**Directions for this task:** Render each line of the entries below as an item in a numbered list, leaving out any blank lines.

━━━━━━

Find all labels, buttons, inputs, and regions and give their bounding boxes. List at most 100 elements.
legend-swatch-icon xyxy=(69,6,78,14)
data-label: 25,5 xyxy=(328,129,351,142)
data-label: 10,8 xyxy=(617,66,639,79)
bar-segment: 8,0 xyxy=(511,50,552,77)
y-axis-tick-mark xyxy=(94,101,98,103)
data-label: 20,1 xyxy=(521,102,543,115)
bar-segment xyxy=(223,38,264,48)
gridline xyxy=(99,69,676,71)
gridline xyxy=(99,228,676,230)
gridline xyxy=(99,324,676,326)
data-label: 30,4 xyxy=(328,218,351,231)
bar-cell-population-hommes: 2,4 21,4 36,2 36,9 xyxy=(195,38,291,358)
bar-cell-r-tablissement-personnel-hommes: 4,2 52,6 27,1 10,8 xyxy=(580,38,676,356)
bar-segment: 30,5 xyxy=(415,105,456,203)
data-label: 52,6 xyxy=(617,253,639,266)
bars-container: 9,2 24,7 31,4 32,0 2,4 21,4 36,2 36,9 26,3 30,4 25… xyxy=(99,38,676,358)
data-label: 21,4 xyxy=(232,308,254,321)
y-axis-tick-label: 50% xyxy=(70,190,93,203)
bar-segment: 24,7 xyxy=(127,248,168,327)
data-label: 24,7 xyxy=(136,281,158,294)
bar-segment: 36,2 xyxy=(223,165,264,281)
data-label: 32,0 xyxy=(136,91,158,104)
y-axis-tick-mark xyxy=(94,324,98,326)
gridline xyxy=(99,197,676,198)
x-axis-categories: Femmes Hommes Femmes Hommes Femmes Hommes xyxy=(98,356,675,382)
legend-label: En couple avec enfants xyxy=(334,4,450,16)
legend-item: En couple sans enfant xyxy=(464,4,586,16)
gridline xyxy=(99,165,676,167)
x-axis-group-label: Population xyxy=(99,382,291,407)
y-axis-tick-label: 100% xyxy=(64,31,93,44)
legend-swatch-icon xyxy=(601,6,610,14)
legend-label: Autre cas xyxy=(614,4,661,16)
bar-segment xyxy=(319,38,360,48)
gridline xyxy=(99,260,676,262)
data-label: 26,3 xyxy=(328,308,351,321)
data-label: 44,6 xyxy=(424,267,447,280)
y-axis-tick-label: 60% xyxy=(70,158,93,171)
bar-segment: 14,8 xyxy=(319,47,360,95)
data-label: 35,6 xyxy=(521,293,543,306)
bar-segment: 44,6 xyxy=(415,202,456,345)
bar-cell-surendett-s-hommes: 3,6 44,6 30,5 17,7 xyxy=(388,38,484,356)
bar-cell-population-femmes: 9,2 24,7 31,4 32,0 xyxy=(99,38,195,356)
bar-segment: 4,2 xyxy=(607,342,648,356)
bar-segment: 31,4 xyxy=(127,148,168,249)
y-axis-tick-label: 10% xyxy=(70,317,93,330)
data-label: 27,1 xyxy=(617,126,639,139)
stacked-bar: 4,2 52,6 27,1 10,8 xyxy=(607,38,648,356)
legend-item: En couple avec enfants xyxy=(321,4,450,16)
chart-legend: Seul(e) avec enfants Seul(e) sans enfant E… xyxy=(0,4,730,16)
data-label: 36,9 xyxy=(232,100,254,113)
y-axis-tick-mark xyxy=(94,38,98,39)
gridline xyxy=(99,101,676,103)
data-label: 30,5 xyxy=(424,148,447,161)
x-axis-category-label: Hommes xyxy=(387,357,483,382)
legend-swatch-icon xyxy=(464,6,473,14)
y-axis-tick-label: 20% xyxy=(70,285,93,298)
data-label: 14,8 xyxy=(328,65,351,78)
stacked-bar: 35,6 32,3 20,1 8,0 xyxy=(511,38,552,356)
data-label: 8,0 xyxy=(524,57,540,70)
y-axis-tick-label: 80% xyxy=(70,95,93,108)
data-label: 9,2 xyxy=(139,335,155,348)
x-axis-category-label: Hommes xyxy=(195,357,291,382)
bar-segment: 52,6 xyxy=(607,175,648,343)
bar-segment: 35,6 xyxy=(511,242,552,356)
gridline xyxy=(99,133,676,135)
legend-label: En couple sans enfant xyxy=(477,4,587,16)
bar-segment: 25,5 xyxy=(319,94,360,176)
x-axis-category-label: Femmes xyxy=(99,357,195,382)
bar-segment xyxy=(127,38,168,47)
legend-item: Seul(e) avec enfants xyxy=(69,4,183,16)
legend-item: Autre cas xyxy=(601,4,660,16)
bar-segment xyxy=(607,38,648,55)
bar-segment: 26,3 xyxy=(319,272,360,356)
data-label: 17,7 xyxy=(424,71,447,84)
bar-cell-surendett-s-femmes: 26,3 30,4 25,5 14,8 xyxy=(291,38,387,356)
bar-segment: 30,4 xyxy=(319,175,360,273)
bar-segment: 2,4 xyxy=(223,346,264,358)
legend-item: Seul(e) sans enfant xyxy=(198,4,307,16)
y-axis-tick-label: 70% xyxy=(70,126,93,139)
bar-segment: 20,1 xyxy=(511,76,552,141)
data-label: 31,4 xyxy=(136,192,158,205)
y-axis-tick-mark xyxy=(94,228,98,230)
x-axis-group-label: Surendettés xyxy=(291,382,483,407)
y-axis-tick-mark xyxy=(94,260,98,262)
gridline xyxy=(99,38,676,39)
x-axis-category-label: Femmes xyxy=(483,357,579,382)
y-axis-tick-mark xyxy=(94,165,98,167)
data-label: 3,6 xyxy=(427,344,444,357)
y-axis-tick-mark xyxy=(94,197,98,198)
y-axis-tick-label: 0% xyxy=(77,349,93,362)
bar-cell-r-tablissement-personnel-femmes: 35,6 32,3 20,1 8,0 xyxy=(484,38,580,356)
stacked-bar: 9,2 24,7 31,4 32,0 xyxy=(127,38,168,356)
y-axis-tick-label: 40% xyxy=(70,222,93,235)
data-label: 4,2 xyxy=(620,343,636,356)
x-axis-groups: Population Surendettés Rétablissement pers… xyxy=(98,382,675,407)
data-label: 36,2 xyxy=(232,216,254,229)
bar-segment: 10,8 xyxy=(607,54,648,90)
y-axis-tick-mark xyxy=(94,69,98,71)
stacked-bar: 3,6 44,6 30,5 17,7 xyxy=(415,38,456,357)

━━━━━━

**Correct output:**
1. Find all labels, buttons, inputs, and regions and give their bounding boxes. List at most 100 elements.
2. legend-swatch-icon xyxy=(69,6,78,14)
3. data-label: 25,5 xyxy=(328,129,351,142)
4. data-label: 10,8 xyxy=(617,66,639,79)
5. bar-segment: 8,0 xyxy=(511,50,552,77)
6. y-axis-tick-mark xyxy=(94,101,98,103)
7. data-label: 20,1 xyxy=(521,102,543,115)
8. bar-segment xyxy=(223,38,264,48)
9. gridline xyxy=(99,69,676,71)
10. gridline xyxy=(99,228,676,230)
11. gridline xyxy=(99,324,676,326)
12. data-label: 30,4 xyxy=(328,218,351,231)
13. bar-cell-population-hommes: 2,4 21,4 36,2 36,9 xyxy=(195,38,291,358)
14. bar-cell-r-tablissement-personnel-hommes: 4,2 52,6 27,1 10,8 xyxy=(580,38,676,356)
15. bar-segment: 30,5 xyxy=(415,105,456,203)
16. data-label: 52,6 xyxy=(617,253,639,266)
17. bars-container: 9,2 24,7 31,4 32,0 2,4 21,4 36,2 36,9 26,3 30,4 25… xyxy=(99,38,676,358)
18. data-label: 21,4 xyxy=(232,308,254,321)
19. y-axis-tick-label: 50% xyxy=(70,190,93,203)
20. bar-segment: 24,7 xyxy=(127,248,168,327)
21. data-label: 24,7 xyxy=(136,281,158,294)
22. bar-segment: 36,2 xyxy=(223,165,264,281)
23. data-label: 32,0 xyxy=(136,91,158,104)
24. y-axis-tick-mark xyxy=(94,324,98,326)
25. gridline xyxy=(99,197,676,198)
26. x-axis-categories: Femmes Hommes Femmes Hommes Femmes Hommes xyxy=(98,356,675,382)
27. legend-label: En couple avec enfants xyxy=(334,4,450,16)
28. legend-item: En couple sans enfant xyxy=(464,4,586,16)
29. gridline xyxy=(99,165,676,167)
30. x-axis-group-label: Population xyxy=(99,382,291,407)
31. y-axis-tick-label: 100% xyxy=(64,31,93,44)
32. legend-swatch-icon xyxy=(601,6,610,14)
33. legend-label: Autre cas xyxy=(614,4,661,16)
34. bar-segment xyxy=(319,38,360,48)
35. gridline xyxy=(99,260,676,262)
36. data-label: 26,3 xyxy=(328,308,351,321)
37. data-label: 44,6 xyxy=(424,267,447,280)
38. y-axis-tick-label: 60% xyxy=(70,158,93,171)
39. bar-segment: 14,8 xyxy=(319,47,360,95)
40. data-label: 35,6 xyxy=(521,293,543,306)
41. bar-segment: 44,6 xyxy=(415,202,456,345)
42. bar-cell-surendett-s-hommes: 3,6 44,6 30,5 17,7 xyxy=(388,38,484,356)
43. bar-cell-population-femmes: 9,2 24,7 31,4 32,0 xyxy=(99,38,195,356)
44. bar-segment: 4,2 xyxy=(607,342,648,356)
45. bar-segment: 31,4 xyxy=(127,148,168,249)
46. y-axis-tick-label: 10% xyxy=(70,317,93,330)
47. data-label: 27,1 xyxy=(617,126,639,139)
48. stacked-bar: 4,2 52,6 27,1 10,8 xyxy=(607,38,648,356)
49. legend-item: En couple avec enfants xyxy=(321,4,450,16)
50. chart-legend: Seul(e) avec enfants Seul(e) sans enfant E… xyxy=(0,4,730,16)
51. data-label: 36,9 xyxy=(232,100,254,113)
52. y-axis-tick-mark xyxy=(94,38,98,39)
53. gridline xyxy=(99,101,676,103)
54. data-label: 30,5 xyxy=(424,148,447,161)
55. x-axis-category-label: Hommes xyxy=(387,357,483,382)
56. legend-swatch-icon xyxy=(464,6,473,14)
57. y-axis-tick-label: 20% xyxy=(70,285,93,298)
58. data-label: 14,8 xyxy=(328,65,351,78)
59. stacked-bar: 35,6 32,3 20,1 8,0 xyxy=(511,38,552,356)
60. data-label: 8,0 xyxy=(524,57,540,70)
61. y-axis-tick-label: 80% xyxy=(70,95,93,108)
62. data-label: 9,2 xyxy=(139,335,155,348)
63. x-axis-category-label: Hommes xyxy=(195,357,291,382)
64. bar-segment: 52,6 xyxy=(607,175,648,343)
65. bar-segment: 35,6 xyxy=(511,242,552,356)
66. gridline xyxy=(99,133,676,135)
67. legend-label: En couple sans enfant xyxy=(477,4,587,16)
68. bar-segment: 25,5 xyxy=(319,94,360,176)
69. x-axis-category-label: Femmes xyxy=(99,357,195,382)
70. bar-segment xyxy=(127,38,168,47)
71. legend-item: Seul(e) avec enfants xyxy=(69,4,183,16)
72. legend-item: Autre cas xyxy=(601,4,660,16)
73. bar-segment xyxy=(607,38,648,55)
74. bar-segment: 26,3 xyxy=(319,272,360,356)
75. data-label: 17,7 xyxy=(424,71,447,84)
76. bar-cell-surendett-s-femmes: 26,3 30,4 25,5 14,8 xyxy=(291,38,387,356)
77. bar-segment: 30,4 xyxy=(319,175,360,273)
78. bar-segment: 2,4 xyxy=(223,346,264,358)
79. legend-item: Seul(e) sans enfant xyxy=(198,4,307,16)
80. y-axis-tick-label: 70% xyxy=(70,126,93,139)
81. bar-segment: 20,1 xyxy=(511,76,552,141)
82. data-label: 31,4 xyxy=(136,192,158,205)
83. y-axis-tick-mark xyxy=(94,228,98,230)
84. x-axis-group-label: Surendettés xyxy=(291,382,483,407)
85. y-axis-tick-mark xyxy=(94,260,98,262)
86. gridline xyxy=(99,38,676,39)
87. x-axis-category-label: Femmes xyxy=(483,357,579,382)
88. y-axis-tick-mark xyxy=(94,165,98,167)
89. data-label: 3,6 xyxy=(427,344,444,357)
90. y-axis-tick-mark xyxy=(94,197,98,198)
91. y-axis-tick-label: 0% xyxy=(77,349,93,362)
92. bar-cell-r-tablissement-personnel-femmes: 35,6 32,3 20,1 8,0 xyxy=(484,38,580,356)
93. stacked-bar: 9,2 24,7 31,4 32,0 xyxy=(127,38,168,356)
94. y-axis-tick-label: 40% xyxy=(70,222,93,235)
95. data-label: 4,2 xyxy=(620,343,636,356)
96. x-axis-groups: Population Surendettés Rétablissement pers… xyxy=(98,382,675,407)
97. data-label: 36,2 xyxy=(232,216,254,229)
98. bar-segment: 10,8 xyxy=(607,54,648,90)
99. y-axis-tick-mark xyxy=(94,69,98,71)
100. stacked-bar: 3,6 44,6 30,5 17,7 xyxy=(415,38,456,357)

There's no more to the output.